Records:
***

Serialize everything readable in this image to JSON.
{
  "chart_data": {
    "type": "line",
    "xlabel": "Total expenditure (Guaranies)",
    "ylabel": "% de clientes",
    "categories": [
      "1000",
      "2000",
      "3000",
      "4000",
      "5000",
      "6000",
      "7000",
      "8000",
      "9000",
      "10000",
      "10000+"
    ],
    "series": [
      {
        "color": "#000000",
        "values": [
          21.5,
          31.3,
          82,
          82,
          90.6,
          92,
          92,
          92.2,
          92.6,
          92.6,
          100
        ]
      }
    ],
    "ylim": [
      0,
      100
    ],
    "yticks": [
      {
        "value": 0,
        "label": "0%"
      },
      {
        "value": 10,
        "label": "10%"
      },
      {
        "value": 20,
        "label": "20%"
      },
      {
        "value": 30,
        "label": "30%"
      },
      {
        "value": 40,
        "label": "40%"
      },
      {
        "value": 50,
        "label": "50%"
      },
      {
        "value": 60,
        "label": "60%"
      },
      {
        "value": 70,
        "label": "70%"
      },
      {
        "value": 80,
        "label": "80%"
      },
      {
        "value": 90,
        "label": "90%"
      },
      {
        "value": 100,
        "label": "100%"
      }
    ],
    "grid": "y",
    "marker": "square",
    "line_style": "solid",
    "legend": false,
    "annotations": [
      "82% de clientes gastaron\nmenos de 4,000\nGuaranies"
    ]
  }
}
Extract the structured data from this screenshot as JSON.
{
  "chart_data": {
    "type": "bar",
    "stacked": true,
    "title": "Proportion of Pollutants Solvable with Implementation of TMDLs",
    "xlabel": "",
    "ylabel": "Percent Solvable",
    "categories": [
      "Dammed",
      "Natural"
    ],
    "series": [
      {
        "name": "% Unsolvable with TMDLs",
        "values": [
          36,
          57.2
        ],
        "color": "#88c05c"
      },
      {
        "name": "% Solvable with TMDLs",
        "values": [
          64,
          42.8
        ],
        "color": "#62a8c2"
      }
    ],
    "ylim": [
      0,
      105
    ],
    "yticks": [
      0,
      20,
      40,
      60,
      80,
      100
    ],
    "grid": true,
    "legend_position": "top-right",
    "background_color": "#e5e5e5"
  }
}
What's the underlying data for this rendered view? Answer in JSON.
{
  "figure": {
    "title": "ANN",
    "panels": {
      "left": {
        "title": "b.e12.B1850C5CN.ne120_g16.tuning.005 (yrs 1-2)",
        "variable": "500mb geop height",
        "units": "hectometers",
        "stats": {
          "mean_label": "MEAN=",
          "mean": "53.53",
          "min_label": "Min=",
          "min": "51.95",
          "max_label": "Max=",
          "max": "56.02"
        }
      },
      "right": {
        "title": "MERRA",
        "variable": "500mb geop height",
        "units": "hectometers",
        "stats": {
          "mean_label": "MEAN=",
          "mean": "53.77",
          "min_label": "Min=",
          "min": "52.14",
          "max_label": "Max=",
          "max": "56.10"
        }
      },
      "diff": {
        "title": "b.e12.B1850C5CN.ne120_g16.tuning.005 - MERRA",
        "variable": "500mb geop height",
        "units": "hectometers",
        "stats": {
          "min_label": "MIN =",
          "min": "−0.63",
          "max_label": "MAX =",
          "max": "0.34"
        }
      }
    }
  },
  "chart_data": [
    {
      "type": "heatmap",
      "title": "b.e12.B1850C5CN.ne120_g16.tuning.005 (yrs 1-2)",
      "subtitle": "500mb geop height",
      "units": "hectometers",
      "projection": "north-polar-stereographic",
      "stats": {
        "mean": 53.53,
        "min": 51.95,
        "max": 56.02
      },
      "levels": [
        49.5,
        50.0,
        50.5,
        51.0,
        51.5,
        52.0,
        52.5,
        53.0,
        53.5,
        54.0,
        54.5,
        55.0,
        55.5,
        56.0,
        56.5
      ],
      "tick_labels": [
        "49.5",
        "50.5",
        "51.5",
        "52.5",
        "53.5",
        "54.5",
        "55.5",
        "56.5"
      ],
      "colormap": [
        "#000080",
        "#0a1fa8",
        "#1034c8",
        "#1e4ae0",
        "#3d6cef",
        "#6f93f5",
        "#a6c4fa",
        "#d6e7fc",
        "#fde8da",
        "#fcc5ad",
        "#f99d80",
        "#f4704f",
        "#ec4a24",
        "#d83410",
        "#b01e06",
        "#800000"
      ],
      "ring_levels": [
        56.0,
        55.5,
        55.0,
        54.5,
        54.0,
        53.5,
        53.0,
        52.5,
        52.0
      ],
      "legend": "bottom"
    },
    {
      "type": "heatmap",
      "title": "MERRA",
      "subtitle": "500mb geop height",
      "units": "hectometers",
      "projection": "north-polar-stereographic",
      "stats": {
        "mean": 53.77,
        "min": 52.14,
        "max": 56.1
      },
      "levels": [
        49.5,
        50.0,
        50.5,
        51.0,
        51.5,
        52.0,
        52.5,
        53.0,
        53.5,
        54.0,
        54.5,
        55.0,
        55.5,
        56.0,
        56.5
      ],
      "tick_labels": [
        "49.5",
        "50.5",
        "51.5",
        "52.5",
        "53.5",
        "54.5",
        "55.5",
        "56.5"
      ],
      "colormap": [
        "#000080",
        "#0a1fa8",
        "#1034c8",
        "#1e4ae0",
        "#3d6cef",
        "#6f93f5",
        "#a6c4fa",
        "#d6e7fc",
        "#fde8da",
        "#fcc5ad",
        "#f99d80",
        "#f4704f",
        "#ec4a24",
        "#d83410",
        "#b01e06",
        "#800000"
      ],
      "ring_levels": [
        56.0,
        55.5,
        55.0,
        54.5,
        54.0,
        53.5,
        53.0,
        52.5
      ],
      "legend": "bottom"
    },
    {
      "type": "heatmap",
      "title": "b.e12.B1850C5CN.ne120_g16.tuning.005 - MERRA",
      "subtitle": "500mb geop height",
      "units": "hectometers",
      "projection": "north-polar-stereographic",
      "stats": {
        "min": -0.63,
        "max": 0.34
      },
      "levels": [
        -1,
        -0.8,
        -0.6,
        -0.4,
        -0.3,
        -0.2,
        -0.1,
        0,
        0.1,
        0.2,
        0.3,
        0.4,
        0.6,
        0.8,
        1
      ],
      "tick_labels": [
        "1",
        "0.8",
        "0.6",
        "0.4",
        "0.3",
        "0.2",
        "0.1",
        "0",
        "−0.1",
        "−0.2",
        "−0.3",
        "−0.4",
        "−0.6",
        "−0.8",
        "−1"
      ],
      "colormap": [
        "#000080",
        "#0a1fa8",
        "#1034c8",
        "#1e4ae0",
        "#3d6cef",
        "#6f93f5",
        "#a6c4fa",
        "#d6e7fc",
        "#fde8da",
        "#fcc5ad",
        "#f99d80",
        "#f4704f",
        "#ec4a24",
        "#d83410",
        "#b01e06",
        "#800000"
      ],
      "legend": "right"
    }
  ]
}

***

What is asked: Point out every line holding the string "right" and copy it.

Result of this exercise:
    "legend_position": "top-right",
      "right": {
      "legend": "right"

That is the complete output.